------ SUPPLIED ENTRIES

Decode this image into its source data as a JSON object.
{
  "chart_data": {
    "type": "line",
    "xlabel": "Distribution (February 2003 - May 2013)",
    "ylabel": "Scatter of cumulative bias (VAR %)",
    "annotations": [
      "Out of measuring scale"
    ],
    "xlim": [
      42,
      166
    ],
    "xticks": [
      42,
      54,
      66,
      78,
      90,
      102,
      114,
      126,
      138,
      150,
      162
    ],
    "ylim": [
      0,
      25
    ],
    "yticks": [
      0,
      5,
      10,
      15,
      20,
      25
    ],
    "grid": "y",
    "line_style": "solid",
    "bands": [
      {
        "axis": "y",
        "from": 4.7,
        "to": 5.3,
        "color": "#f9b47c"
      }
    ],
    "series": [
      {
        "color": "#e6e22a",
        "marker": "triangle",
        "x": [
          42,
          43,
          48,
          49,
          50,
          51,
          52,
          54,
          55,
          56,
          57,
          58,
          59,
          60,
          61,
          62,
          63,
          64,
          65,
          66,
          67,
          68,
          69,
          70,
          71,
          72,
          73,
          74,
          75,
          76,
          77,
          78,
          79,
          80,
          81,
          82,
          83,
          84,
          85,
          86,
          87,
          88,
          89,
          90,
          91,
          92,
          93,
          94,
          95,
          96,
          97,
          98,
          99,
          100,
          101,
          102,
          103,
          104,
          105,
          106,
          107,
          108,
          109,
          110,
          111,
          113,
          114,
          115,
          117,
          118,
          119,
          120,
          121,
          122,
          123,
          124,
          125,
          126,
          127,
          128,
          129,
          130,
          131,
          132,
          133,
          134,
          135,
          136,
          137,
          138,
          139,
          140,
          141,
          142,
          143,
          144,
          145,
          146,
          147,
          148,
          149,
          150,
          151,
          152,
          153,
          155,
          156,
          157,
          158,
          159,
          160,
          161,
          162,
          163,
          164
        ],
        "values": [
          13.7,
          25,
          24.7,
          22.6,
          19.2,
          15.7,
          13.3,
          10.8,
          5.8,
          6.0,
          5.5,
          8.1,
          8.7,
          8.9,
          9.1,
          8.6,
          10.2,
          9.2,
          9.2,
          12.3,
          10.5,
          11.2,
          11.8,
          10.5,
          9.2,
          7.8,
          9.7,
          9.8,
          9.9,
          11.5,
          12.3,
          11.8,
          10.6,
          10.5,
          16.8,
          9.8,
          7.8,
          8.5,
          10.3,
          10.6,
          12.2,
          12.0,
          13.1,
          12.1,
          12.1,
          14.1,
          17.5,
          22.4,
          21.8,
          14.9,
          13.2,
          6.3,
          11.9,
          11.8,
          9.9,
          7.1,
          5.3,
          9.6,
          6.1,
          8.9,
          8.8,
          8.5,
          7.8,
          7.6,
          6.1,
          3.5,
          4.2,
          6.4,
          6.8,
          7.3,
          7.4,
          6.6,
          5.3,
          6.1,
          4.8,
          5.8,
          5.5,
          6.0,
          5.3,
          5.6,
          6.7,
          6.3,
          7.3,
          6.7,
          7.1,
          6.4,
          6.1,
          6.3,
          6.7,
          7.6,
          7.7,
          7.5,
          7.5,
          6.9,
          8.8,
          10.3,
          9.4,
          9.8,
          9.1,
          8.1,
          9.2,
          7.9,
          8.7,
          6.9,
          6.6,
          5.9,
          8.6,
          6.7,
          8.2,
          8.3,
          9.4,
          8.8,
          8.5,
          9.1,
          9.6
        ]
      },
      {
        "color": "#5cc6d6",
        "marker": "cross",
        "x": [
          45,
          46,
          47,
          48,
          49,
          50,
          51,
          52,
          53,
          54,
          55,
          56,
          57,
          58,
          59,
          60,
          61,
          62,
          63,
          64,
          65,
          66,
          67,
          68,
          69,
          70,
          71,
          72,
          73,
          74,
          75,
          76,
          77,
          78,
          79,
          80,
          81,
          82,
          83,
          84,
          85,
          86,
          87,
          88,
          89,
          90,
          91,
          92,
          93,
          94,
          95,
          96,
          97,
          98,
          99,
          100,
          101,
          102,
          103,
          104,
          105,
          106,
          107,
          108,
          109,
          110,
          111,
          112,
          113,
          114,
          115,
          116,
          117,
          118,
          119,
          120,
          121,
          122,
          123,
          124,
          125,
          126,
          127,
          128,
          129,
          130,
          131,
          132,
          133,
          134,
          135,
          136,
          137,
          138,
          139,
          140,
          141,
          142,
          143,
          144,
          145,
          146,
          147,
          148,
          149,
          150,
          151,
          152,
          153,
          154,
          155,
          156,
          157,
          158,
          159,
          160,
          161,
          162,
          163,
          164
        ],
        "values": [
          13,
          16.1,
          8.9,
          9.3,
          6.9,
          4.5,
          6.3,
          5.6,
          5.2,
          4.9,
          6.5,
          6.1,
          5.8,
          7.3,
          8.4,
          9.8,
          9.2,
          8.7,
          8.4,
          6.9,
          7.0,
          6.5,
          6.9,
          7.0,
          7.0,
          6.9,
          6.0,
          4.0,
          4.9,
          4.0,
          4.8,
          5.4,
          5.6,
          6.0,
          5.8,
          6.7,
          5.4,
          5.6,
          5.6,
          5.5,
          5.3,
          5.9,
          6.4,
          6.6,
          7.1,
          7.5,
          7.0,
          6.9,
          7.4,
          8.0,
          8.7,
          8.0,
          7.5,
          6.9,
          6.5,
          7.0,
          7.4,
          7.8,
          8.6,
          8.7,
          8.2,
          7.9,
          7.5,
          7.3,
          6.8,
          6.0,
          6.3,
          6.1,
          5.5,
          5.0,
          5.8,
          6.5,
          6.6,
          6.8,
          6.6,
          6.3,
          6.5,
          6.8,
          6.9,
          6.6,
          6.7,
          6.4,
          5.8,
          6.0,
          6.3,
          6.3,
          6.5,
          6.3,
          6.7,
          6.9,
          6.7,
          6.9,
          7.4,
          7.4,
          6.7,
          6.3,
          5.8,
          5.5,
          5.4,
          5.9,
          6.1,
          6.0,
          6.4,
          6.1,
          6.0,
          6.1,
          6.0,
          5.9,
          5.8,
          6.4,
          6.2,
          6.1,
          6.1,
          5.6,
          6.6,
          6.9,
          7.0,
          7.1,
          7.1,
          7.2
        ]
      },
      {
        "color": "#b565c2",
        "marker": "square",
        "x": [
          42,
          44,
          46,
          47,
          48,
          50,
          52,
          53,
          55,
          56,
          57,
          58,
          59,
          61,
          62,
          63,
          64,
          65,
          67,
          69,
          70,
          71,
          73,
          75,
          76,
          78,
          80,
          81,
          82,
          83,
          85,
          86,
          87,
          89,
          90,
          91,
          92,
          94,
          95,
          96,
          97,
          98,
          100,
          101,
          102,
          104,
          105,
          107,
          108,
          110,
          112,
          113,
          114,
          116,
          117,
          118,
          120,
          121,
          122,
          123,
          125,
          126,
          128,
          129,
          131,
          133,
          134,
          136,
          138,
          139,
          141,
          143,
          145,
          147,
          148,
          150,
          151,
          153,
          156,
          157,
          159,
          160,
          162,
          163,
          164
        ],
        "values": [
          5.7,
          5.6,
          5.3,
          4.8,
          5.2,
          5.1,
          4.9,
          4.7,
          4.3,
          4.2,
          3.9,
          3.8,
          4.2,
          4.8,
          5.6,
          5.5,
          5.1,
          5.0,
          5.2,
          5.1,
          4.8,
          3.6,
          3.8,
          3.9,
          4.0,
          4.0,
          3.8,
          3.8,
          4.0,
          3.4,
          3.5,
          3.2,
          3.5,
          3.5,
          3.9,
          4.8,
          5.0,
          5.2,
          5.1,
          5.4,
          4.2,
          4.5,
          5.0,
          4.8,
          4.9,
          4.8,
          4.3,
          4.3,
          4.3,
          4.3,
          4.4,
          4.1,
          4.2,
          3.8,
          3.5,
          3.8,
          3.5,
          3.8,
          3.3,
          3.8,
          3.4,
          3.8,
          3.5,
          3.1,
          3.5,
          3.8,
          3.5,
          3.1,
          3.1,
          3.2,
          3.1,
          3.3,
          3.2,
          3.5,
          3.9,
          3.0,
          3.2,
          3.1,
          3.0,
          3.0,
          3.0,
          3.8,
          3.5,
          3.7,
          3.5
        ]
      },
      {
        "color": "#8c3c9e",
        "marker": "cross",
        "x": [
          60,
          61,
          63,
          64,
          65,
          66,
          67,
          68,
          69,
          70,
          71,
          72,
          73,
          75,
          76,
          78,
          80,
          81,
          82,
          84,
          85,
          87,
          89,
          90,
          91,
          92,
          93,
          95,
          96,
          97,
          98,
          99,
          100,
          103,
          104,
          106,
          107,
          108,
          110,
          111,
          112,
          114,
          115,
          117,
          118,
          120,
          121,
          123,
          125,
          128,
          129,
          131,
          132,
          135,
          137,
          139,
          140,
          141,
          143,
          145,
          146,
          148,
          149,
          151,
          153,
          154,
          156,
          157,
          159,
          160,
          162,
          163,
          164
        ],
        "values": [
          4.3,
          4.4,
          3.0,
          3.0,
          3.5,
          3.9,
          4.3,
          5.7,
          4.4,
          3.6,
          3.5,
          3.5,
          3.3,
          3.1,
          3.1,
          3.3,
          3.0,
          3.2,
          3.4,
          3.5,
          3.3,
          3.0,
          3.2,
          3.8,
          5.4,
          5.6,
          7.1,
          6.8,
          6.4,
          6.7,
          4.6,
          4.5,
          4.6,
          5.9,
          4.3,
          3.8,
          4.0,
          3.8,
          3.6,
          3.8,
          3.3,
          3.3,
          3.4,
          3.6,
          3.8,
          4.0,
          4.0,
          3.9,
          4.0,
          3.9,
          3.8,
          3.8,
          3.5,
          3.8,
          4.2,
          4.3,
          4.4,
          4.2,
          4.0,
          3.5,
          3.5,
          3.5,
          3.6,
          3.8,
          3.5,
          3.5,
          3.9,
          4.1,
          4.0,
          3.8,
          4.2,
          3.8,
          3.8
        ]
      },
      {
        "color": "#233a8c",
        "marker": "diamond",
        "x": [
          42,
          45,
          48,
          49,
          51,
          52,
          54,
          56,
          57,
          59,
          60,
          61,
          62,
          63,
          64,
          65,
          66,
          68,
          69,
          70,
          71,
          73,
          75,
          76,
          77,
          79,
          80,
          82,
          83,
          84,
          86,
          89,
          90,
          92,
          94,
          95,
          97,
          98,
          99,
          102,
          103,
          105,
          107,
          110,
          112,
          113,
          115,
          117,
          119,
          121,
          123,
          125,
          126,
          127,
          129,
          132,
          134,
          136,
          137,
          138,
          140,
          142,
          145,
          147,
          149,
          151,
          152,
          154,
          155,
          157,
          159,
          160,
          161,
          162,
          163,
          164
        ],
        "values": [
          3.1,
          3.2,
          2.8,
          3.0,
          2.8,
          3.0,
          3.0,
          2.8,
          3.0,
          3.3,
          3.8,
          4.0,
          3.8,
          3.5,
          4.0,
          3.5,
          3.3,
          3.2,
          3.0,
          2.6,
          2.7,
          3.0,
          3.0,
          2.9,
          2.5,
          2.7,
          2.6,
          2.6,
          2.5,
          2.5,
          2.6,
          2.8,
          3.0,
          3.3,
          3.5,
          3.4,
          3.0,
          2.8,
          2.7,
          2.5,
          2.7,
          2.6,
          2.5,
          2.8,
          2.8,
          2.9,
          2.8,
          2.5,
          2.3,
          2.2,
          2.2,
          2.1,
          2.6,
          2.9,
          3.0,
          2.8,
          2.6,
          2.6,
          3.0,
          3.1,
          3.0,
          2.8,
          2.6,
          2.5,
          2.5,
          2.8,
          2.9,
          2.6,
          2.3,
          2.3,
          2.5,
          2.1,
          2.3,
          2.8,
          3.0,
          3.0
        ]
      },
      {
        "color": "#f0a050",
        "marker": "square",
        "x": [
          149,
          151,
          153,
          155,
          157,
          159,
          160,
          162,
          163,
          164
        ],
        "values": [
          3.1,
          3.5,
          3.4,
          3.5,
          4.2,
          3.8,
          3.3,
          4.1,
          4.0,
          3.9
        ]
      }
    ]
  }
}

------------

Extract, from the material above, each line holding the word "color".

        "color": "#f9b47c"
        "color": "#e6e22a",
        "color": "#5cc6d6",
        "color": "#b565c2",
        "color": "#8c3c9e",
        "color": "#233a8c",
        "color": "#f0a050",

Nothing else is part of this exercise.